[DATASET EXCERPTS start]
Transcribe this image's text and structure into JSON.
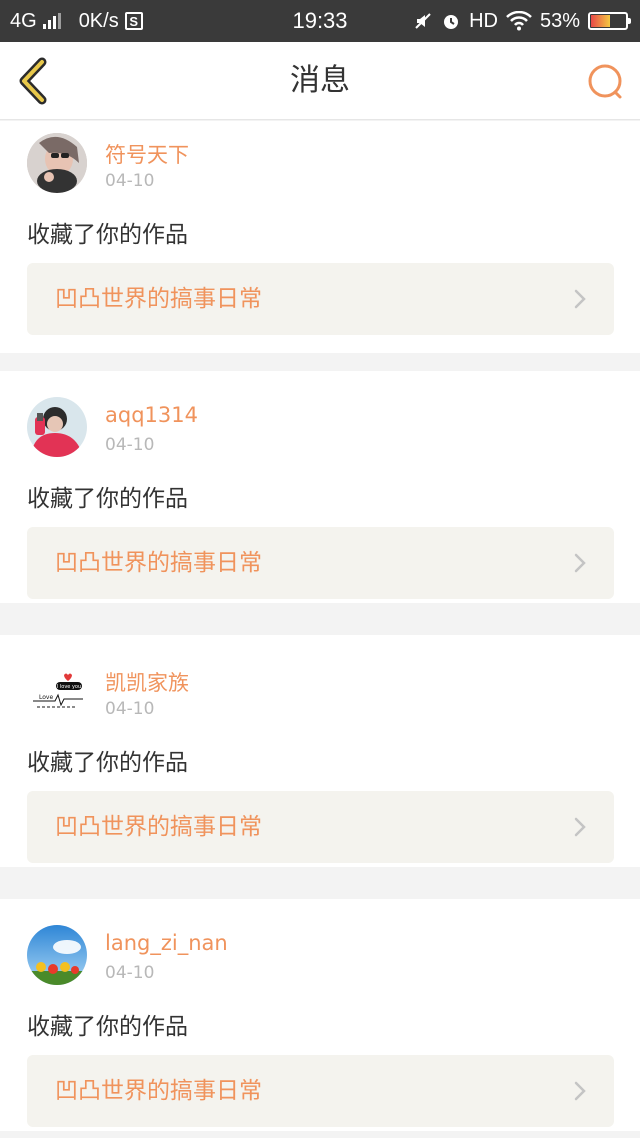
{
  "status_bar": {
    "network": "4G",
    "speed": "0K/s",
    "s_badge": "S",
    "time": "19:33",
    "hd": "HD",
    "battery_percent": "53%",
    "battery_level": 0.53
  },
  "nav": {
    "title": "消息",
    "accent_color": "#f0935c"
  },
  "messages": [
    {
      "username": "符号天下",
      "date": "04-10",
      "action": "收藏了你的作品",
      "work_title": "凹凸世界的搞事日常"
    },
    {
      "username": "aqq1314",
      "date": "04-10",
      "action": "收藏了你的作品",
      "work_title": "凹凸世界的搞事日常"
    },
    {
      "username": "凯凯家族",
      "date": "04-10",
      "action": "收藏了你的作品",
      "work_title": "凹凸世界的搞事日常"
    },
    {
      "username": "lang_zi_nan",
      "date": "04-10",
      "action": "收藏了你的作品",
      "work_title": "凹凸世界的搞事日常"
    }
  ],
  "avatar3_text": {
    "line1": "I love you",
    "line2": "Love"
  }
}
[DATASET EXCERPTS end]
[DATASET EXCERPTS start]
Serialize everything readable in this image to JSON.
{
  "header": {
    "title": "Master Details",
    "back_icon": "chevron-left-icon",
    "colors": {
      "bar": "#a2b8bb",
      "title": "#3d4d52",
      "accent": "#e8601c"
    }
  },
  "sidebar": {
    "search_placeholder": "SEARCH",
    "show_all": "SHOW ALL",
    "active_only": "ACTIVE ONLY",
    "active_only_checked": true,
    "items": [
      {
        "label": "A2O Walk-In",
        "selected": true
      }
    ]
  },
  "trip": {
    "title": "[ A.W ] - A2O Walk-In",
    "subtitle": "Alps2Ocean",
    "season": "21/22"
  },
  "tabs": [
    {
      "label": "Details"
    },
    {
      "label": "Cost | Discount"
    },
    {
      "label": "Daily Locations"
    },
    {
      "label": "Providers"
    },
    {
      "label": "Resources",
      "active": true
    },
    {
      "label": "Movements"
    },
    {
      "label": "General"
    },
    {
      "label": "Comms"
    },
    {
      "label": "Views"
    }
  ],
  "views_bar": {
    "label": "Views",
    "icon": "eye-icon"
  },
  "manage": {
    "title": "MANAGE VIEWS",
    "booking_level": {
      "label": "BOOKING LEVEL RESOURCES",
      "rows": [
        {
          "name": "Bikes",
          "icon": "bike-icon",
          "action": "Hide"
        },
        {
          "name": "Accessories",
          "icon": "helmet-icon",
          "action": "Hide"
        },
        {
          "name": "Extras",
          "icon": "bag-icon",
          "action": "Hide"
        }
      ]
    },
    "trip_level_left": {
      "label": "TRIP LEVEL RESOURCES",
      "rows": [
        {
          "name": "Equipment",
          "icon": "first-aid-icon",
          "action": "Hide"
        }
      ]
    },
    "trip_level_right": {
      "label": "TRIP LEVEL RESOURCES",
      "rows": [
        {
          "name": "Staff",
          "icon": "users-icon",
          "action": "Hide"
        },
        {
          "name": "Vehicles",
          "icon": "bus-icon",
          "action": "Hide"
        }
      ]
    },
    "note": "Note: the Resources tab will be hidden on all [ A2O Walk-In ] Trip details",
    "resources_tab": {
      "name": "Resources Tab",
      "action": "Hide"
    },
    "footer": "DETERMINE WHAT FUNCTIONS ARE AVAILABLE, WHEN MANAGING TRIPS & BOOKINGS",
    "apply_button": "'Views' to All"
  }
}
[DATASET EXCERPTS end]
Say the number of lines in the listing that hold "true", with no added words.

CORRECT OUTPUT: 3